• _THE TASK_: Carry none of the pictures over; set down the material below exactly.

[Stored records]
▼
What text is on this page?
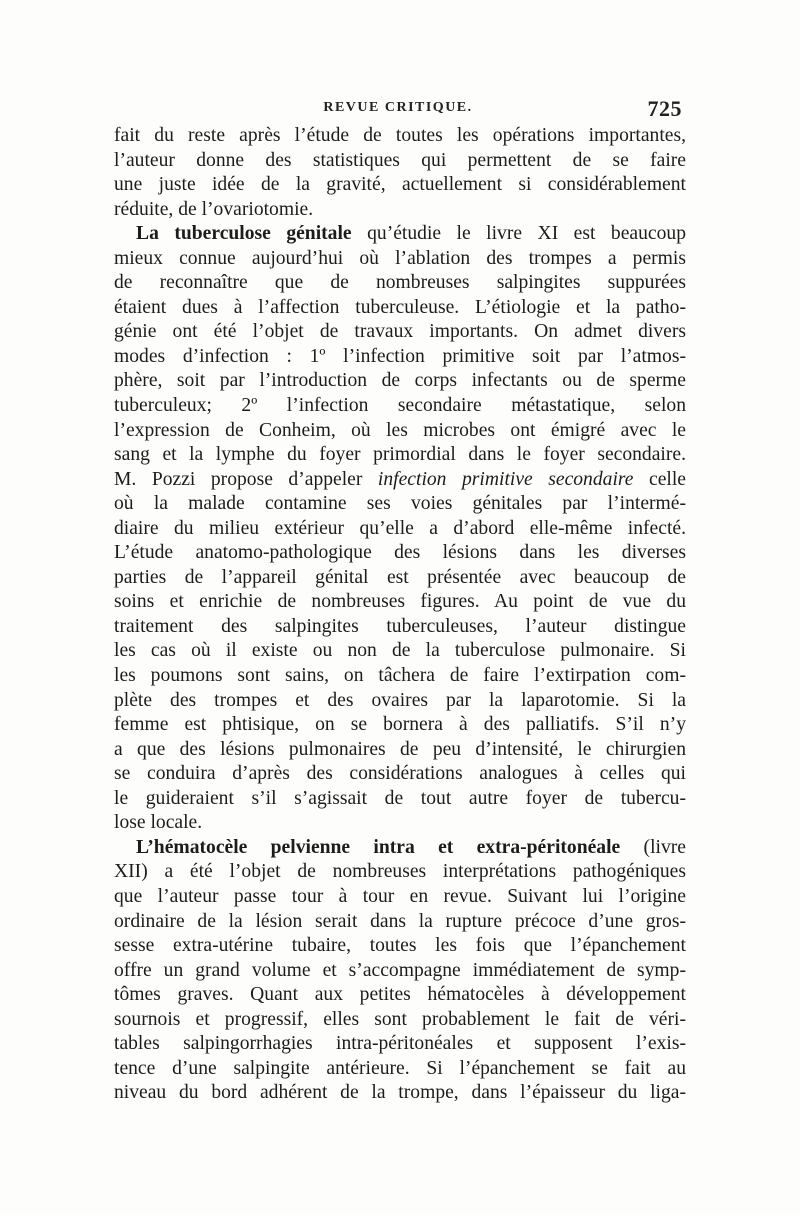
REVUE CRITIQUE.	725
fait du reste après l’étude de toutes les opérations importantes,
l’auteur donne des statistiques qui permettent de se faire
une juste idée de la gravité, actuellement si considérablement
réduite, de l’ovariotomie.
La tuberculose génitale qu’étudie le livre XI est beaucoup
mieux connue aujourd’hui où l’ablation des trompes a permis
de reconnaître que de nombreuses salpingites suppurées
étaient dues à l’affection tuberculeuse. L’étiologie et la patho-
génie ont été l’objet de travaux importants. On admet divers
modes d’infection : 1º l’infection primitive soit par l’atmos-
phère, soit par l’introduction de corps infectants ou de sperme
tuberculeux; 2º l’infection secondaire métastatique, selon
l’expression de Conheim, où les microbes ont émigré avec le
sang et la lymphe du foyer primordial dans le foyer secondaire.
M. Pozzi propose d’appeler infection primitive secondaire celle
où la malade contamine ses voies génitales par l’intermé-
diaire du milieu extérieur qu’elle a d’abord elle-même infecté.
L’étude anatomo-pathologique des lésions dans les diverses
parties de l’appareil génital est présentée avec beaucoup de
soins et enrichie de nombreuses figures. Au point de vue du
traitement des salpingites tuberculeuses, l’auteur distingue
les cas où il existe ou non de la tuberculose pulmonaire. Si
les poumons sont sains, on tâchera de faire l’extirpation com-
plète des trompes et des ovaires par la laparotomie. Si la
femme est phtisique, on se bornera à des palliatifs. S’il n’y
a que des lésions pulmonaires de peu d’intensité, le chirurgien
se conduira d’après des considérations analogues à celles qui
le guideraient s’il s’agissait de tout autre foyer de tubercu-
lose locale.
L’hématocèle pelvienne intra et extra-péritonéale (livre
XII) a été l’objet de nombreuses interprétations pathogéniques
que l’auteur passe tour à tour en revue. Suivant lui l’origine
ordinaire de la lésion serait dans la rupture précoce d’une gros-
sesse extra-utérine tubaire, toutes les fois que l’épanchement
offre un grand volume et s’accompagne immédiatement de symp-
tômes graves. Quant aux petites hématocèles à développement
sournois et progressif, elles sont probablement le fait de véri-
tables salpingorrhagies intra-péritonéales et supposent l’exis-
tence d’une salpingite antérieure. Si l’épanchement se fait au
niveau du bord adhérent de la trompe, dans l’épaisseur du liga-
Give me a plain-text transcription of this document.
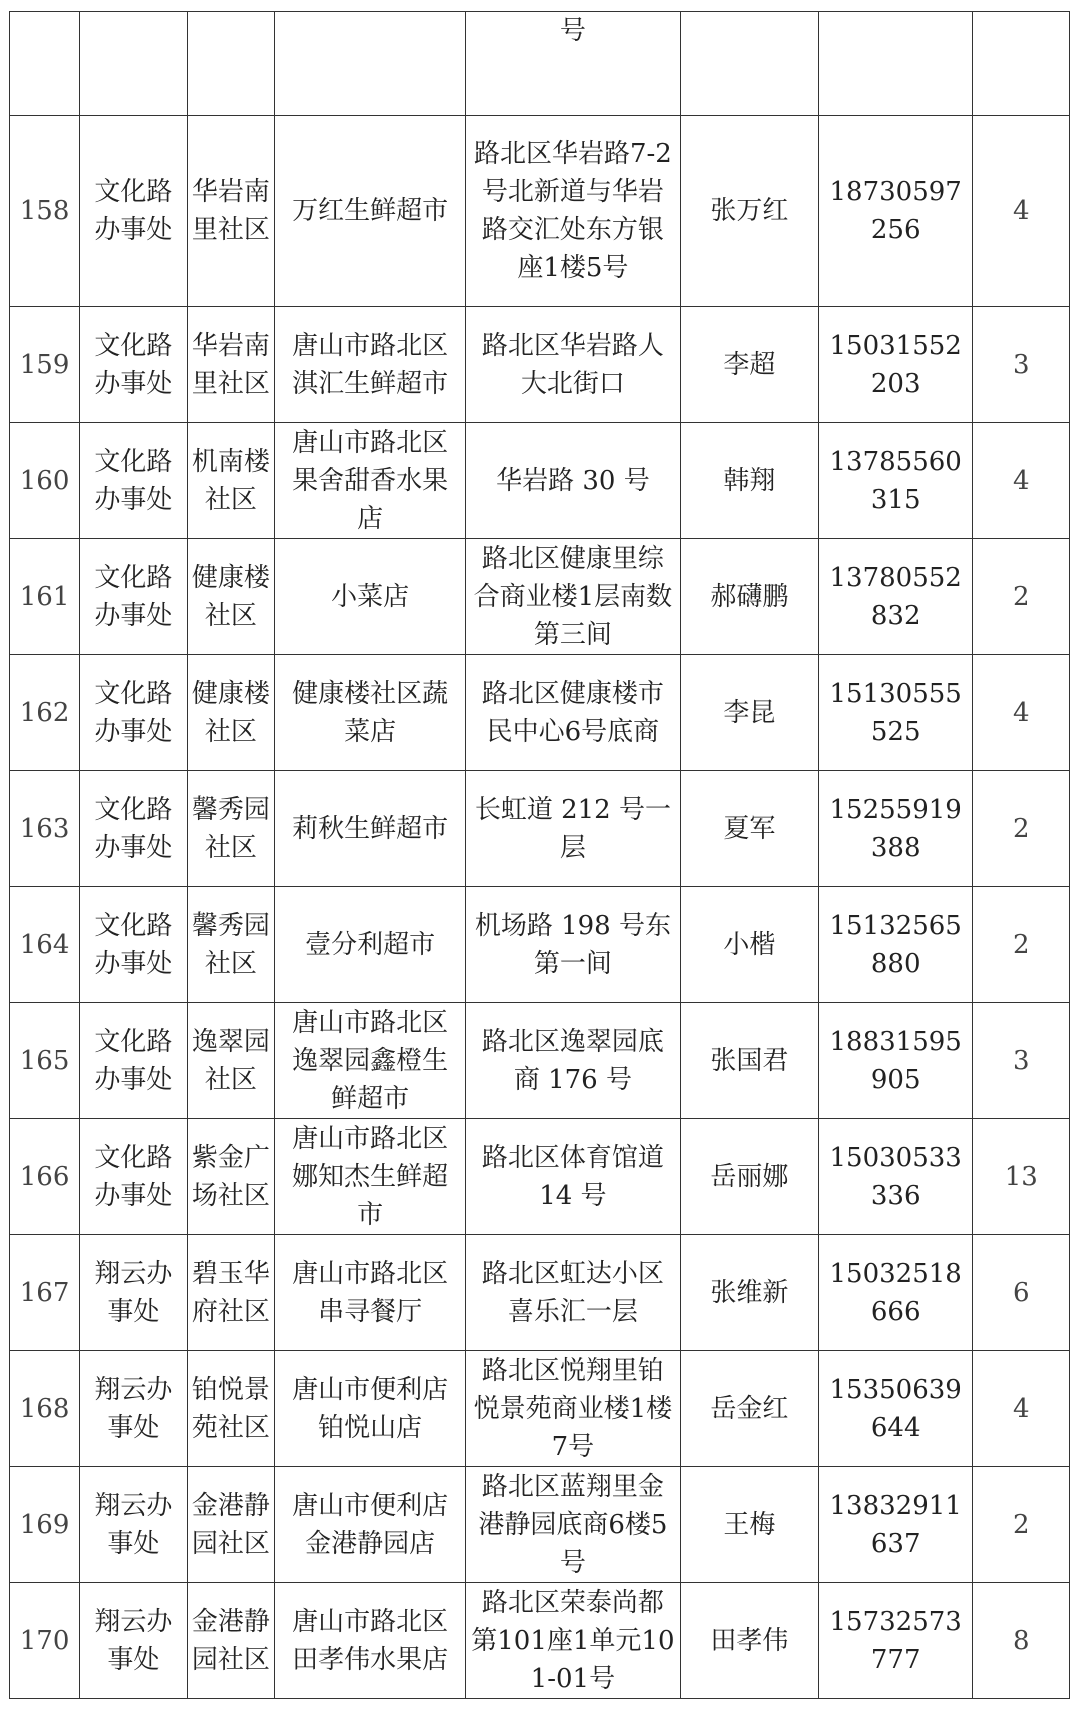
				号			
158	文化路办事处	华岩南里社区	万红生鲜超市	路北区华岩路7-2号北新道与华岩路交汇处东方银座1楼5号	张万红	18730597256	4
159	文化路办事处	华岩南里社区	唐山市路北区淇汇生鲜超市	路北区华岩路人大北街口	李超	15031552203	3
160	文化路办事处	机南楼社区	唐山市路北区果舍甜香水果店	华岩路 30 号	韩翔	13785560315	4
161	文化路办事处	健康楼社区	小菜店	路北区健康里综合商业楼1层南数第三间	郝礴鹏	13780552832	2
162	文化路办事处	健康楼社区	健康楼社区蔬菜店	路北区健康楼市民中心6号底商	李昆	15130555525	4
163	文化路办事处	馨秀园社区	莉秋生鲜超市	长虹道 212 号一层	夏军	15255919388	2
164	文化路办事处	馨秀园社区	壹分利超市	机场路 198 号东第一间	小楷	15132565880	2
165	文化路办事处	逸翠园社区	唐山市路北区逸翠园鑫橙生鲜超市	路北区逸翠园底商 176 号	张国君	18831595905	3
166	文化路办事处	紫金广场社区	唐山市路北区娜知杰生鲜超市	路北区体育馆道 14 号	岳丽娜	15030533336	13
167	翔云办事处	碧玉华府社区	唐山市路北区串寻餐厅	路北区虹达小区喜乐汇一层	张维新	15032518666	6
168	翔云办事处	铂悦景苑社区	唐山市便利店铂悦山店	路北区悦翔里铂悦景苑商业楼1楼7号	岳金红	15350639644	4
169	翔云办事处	金港静园社区	唐山市便利店金港静园店	路北区蓝翔里金港静园底商6楼5号	王梅	13832911637	2
170	翔云办事处	金港静园社区	唐山市路北区田孝伟水果店	路北区荣泰尚都第101座1单元101-01号	田孝伟	15732573777	8
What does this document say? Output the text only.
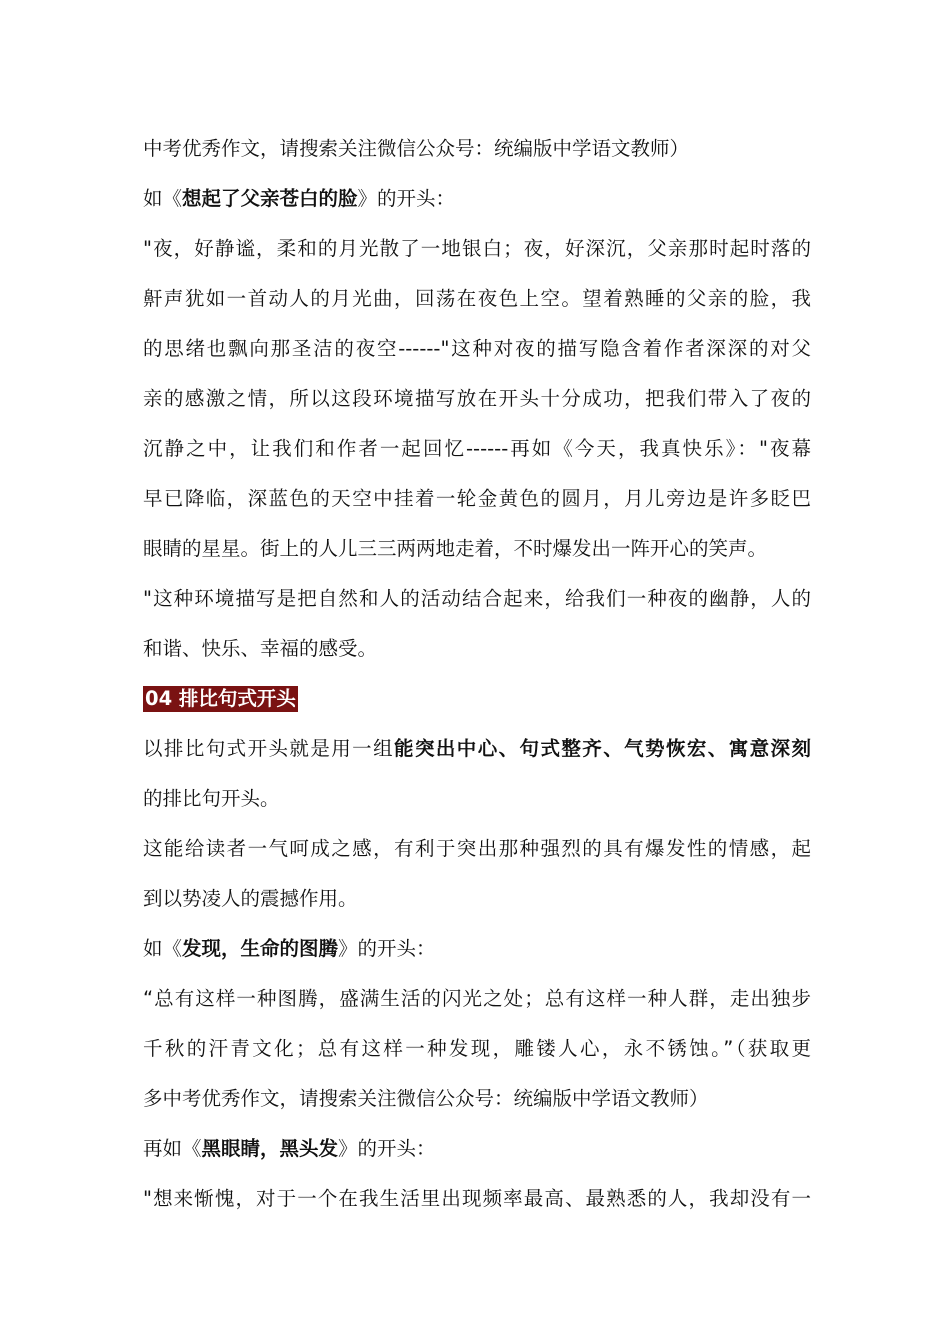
中考优秀作文，请搜索关注微信公众号：统编版中学语文教师）
如《想起了父亲苍白的脸》的开头：
"夜，好静谧，柔和的月光散了一地银白；夜，好深沉，父亲那时起时落的
鼾声犹如一首动人的月光曲，回荡在夜色上空。望着熟睡的父亲的脸，我
的思绪也飘向那圣洁的夜空------"这种对夜的描写隐含着作者深深的对父
亲的感激之情，所以这段环境描写放在开头十分成功，把我们带入了夜的
沉静之中，让我们和作者一起回忆------再如《今天，我真快乐》："夜幕
早已降临，深蓝色的天空中挂着一轮金黄色的圆月，月儿旁边是许多眨巴
眼睛的星星。街上的人儿三三两两地走着，不时爆发出一阵开心的笑声。
"这种环境描写是把自然和人的活动结合起来，给我们一种夜的幽静，人的
和谐、快乐、幸福的感受。
04 排比句式开头
以排比句式开头就是用一组能突出中心、句式整齐、气势恢宏、寓意深刻
的排比句开头。
这能给读者一气呵成之感，有利于突出那种强烈的具有爆发性的情感，起
到以势凌人的震撼作用。
如《发现，生命的图腾》的开头：
“总有这样一种图腾，盛满生活的闪光之处；总有这样一种人群，走出独步
千秋的汗青文化；总有这样一种发现，雕镂人心，永不锈蚀。”（获取更
多中考优秀作文，请搜索关注微信公众号：统编版中学语文教师）
再如《黑眼睛，黑头发》的开头：
"想来惭愧，对于一个在我生活里出现频率最高、最熟悉的人，我却没有一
▲
• _RESULT OF THIS EXERCISE_:
What text is on this page?
REVUE CRITIQUE.	725
fait du reste après l’étude de toutes les opérations importantes,
l’auteur donne des statistiques qui permettent de se faire
une juste idée de la gravité, actuellement si considérablement
réduite, de l’ovariotomie.
La tuberculose génitale qu’étudie le livre XI est beaucoup
mieux connue aujourd’hui où l’ablation des trompes a permis
de reconnaître que de nombreuses salpingites suppurées
étaient dues à l’affection tuberculeuse. L’étiologie et la patho-
génie ont été l’objet de travaux importants. On admet divers
modes d’infection : 1º l’infection primitive soit par l’atmos-
phère, soit par l’introduction de corps infectants ou de sperme
tuberculeux; 2º l’infection secondaire métastatique, selon
l’expression de Conheim, où les microbes ont émigré avec le
sang et la lymphe du foyer primordial dans le foyer secondaire.
M. Pozzi propose d’appeler infection primitive secondaire celle
où la malade contamine ses voies génitales par l’intermé-
diaire du milieu extérieur qu’elle a d’abord elle-même infecté.
L’étude anatomo-pathologique des lésions dans les diverses
parties de l’appareil génital est présentée avec beaucoup de
soins et enrichie de nombreuses figures. Au point de vue du
traitement des salpingites tuberculeuses, l’auteur distingue
les cas où il existe ou non de la tuberculose pulmonaire. Si
les poumons sont sains, on tâchera de faire l’extirpation com-
plète des trompes et des ovaires par la laparotomie. Si la
femme est phtisique, on se bornera à des palliatifs. S’il n’y
a que des lésions pulmonaires de peu d’intensité, le chirurgien
se conduira d’après des considérations analogues à celles qui
le guideraient s’il s’agissait de tout autre foyer de tubercu-
lose locale.
L’hématocèle pelvienne intra et extra-péritonéale (livre
XII) a été l’objet de nombreuses interprétations pathogéniques
que l’auteur passe tour à tour en revue. Suivant lui l’origine
ordinaire de la lésion serait dans la rupture précoce d’une gros-
sesse extra-utérine tubaire, toutes les fois que l’épanchement
offre un grand volume et s’accompagne immédiatement de symp-
tômes graves. Quant aux petites hématocèles à développement
sournois et progressif, elles sont probablement le fait de véri-
tables salpingorrhagies intra-péritonéales et supposent l’exis-
tence d’une salpingite antérieure. Si l’épanchement se fait au
niveau du bord adhérent de la trompe, dans l’épaisseur du liga-
Give me a plain-text transcription of this document.
				号			
158	文化路办事处	华岩南里社区	万红生鲜超市	路北区华岩路7-2号北新道与华岩路交汇处东方银座1楼5号	张万红	18730597256	4
159	文化路办事处	华岩南里社区	唐山市路北区淇汇生鲜超市	路北区华岩路人大北街口	李超	15031552203	3
160	文化路办事处	机南楼社区	唐山市路北区果舍甜香水果店	华岩路 30 号	韩翔	13785560315	4
161	文化路办事处	健康楼社区	小菜店	路北区健康里综合商业楼1层南数第三间	郝礴鹏	13780552832	2
162	文化路办事处	健康楼社区	健康楼社区蔬菜店	路北区健康楼市民中心6号底商	李昆	15130555525	4
163	文化路办事处	馨秀园社区	莉秋生鲜超市	长虹道 212 号一层	夏军	15255919388	2
164	文化路办事处	馨秀园社区	壹分利超市	机场路 198 号东第一间	小楷	15132565880	2
165	文化路办事处	逸翠园社区	唐山市路北区逸翠园鑫橙生鲜超市	路北区逸翠园底商 176 号	张国君	18831595905	3
166	文化路办事处	紫金广场社区	唐山市路北区娜知杰生鲜超市	路北区体育馆道 14 号	岳丽娜	15030533336	13
167	翔云办事处	碧玉华府社区	唐山市路北区串寻餐厅	路北区虹达小区喜乐汇一层	张维新	15032518666	6
168	翔云办事处	铂悦景苑社区	唐山市便利店铂悦山店	路北区悦翔里铂悦景苑商业楼1楼7号	岳金红	15350639644	4
169	翔云办事处	金港静园社区	唐山市便利店金港静园店	路北区蓝翔里金港静园底商6楼5号	王梅	13832911637	2
170	翔云办事处	金港静园社区	唐山市路北区田孝伟水果店	路北区荣泰尚都第101座1单元101-01号	田孝伟	15732573777	8
What does this document say? Output the text only.
中考优秀作文，请搜索关注微信公众号：统编版中学语文教师）
如《想起了父亲苍白的脸》的开头：
"夜，好静谧，柔和的月光散了一地银白；夜，好深沉，父亲那时起时落的
鼾声犹如一首动人的月光曲，回荡在夜色上空。望着熟睡的父亲的脸，我
的思绪也飘向那圣洁的夜空------"这种对夜的描写隐含着作者深深的对父
亲的感激之情，所以这段环境描写放在开头十分成功，把我们带入了夜的
沉静之中，让我们和作者一起回忆------再如《今天，我真快乐》："夜幕
早已降临，深蓝色的天空中挂着一轮金黄色的圆月，月儿旁边是许多眨巴
眼睛的星星。街上的人儿三三两两地走着，不时爆发出一阵开心的笑声。
"这种环境描写是把自然和人的活动结合起来，给我们一种夜的幽静，人的
和谐、快乐、幸福的感受。
04 排比句式开头
以排比句式开头就是用一组能突出中心、句式整齐、气势恢宏、寓意深刻
的排比句开头。
这能给读者一气呵成之感，有利于突出那种强烈的具有爆发性的情感，起
到以势凌人的震撼作用。
如《发现，生命的图腾》的开头：
“总有这样一种图腾，盛满生活的闪光之处；总有这样一种人群，走出独步
千秋的汗青文化；总有这样一种发现，雕镂人心，永不锈蚀。”（获取更
多中考优秀作文，请搜索关注微信公众号：统编版中学语文教师）
再如《黑眼睛，黑头发》的开头：
"想来惭愧，对于一个在我生活里出现频率最高、最熟悉的人，我却没有一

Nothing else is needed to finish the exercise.